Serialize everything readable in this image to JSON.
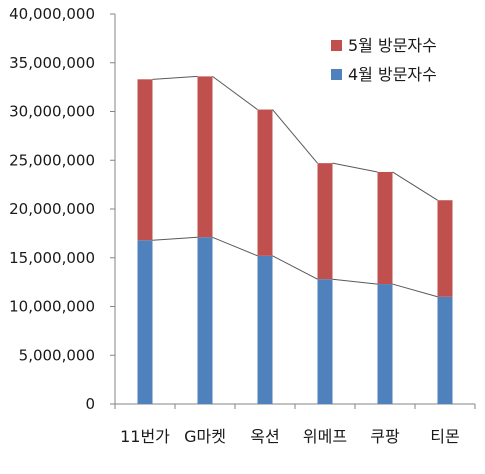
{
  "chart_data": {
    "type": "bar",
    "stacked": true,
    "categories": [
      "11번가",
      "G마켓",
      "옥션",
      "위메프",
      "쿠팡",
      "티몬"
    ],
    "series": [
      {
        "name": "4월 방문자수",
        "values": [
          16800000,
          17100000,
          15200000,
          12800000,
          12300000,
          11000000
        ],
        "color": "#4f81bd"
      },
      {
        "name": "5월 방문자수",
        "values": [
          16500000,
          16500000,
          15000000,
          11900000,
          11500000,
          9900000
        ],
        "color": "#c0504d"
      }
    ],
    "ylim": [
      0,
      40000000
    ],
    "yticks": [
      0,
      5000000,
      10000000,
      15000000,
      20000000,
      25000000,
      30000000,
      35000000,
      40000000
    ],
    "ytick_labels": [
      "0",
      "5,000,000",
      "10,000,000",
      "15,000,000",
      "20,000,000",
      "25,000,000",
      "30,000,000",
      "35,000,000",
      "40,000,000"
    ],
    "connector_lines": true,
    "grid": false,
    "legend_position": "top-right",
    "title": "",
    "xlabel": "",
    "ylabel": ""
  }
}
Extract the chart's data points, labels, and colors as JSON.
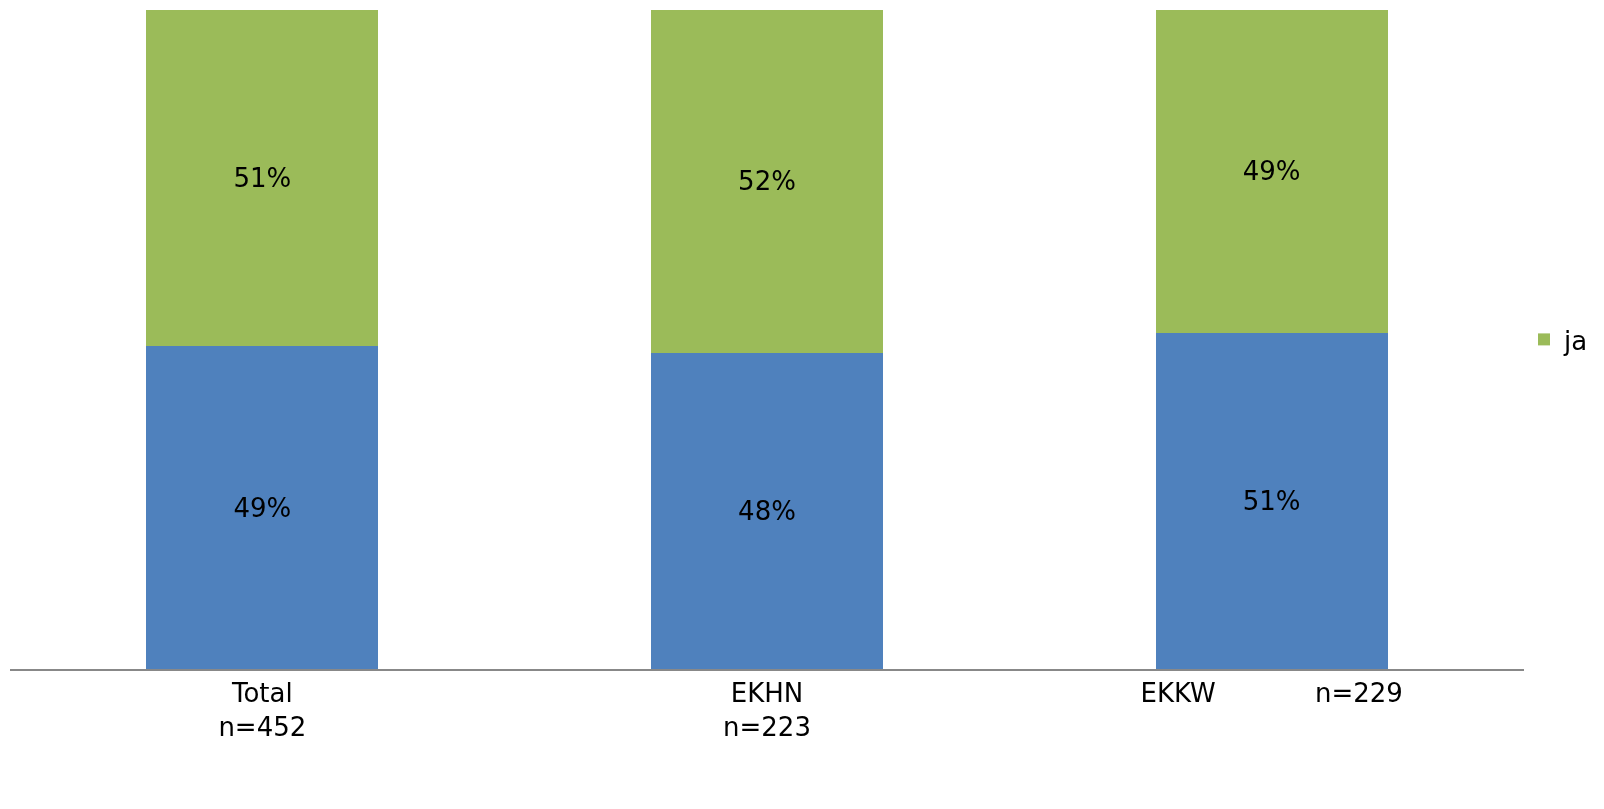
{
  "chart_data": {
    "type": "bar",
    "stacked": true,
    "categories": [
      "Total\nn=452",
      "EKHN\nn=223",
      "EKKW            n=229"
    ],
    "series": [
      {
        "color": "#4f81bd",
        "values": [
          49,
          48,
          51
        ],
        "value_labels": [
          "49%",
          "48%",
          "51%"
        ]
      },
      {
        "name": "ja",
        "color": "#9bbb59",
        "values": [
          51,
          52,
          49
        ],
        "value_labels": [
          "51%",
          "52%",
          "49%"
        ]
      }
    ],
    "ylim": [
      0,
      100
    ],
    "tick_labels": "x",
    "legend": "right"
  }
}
__________
— Aim —
Each record should be quoted exactly, with the images omitted.

— Answer for this exercise —
Serialize everything readable in this image to JSON.
{
  "chart_data": {
    "type": "bar",
    "stacked": true,
    "categories": [
      "11번가",
      "G마켓",
      "옥션",
      "위메프",
      "쿠팡",
      "티몬"
    ],
    "series": [
      {
        "name": "4월 방문자수",
        "values": [
          16800000,
          17100000,
          15200000,
          12800000,
          12300000,
          11000000
        ],
        "color": "#4f81bd"
      },
      {
        "name": "5월 방문자수",
        "values": [
          16500000,
          16500000,
          15000000,
          11900000,
          11500000,
          9900000
        ],
        "color": "#c0504d"
      }
    ],
    "ylim": [
      0,
      40000000
    ],
    "yticks": [
      0,
      5000000,
      10000000,
      15000000,
      20000000,
      25000000,
      30000000,
      35000000,
      40000000
    ],
    "ytick_labels": [
      "0",
      "5,000,000",
      "10,000,000",
      "15,000,000",
      "20,000,000",
      "25,000,000",
      "30,000,000",
      "35,000,000",
      "40,000,000"
    ],
    "connector_lines": true,
    "grid": false,
    "legend_position": "top-right",
    "title": "",
    "xlabel": "",
    "ylabel": ""
  }
}
Extract the chart's data points, labels, and colors as JSON.
{
  "chart_data": {
    "type": "bar",
    "stacked": true,
    "categories": [
      "Total\nn=452",
      "EKHN\nn=223",
      "EKKW            n=229"
    ],
    "series": [
      {
        "color": "#4f81bd",
        "values": [
          49,
          48,
          51
        ],
        "value_labels": [
          "49%",
          "48%",
          "51%"
        ]
      },
      {
        "name": "ja",
        "color": "#9bbb59",
        "values": [
          51,
          52,
          49
        ],
        "value_labels": [
          "51%",
          "52%",
          "49%"
        ]
      }
    ],
    "ylim": [
      0,
      100
    ],
    "tick_labels": "x",
    "legend": "right"
  }
}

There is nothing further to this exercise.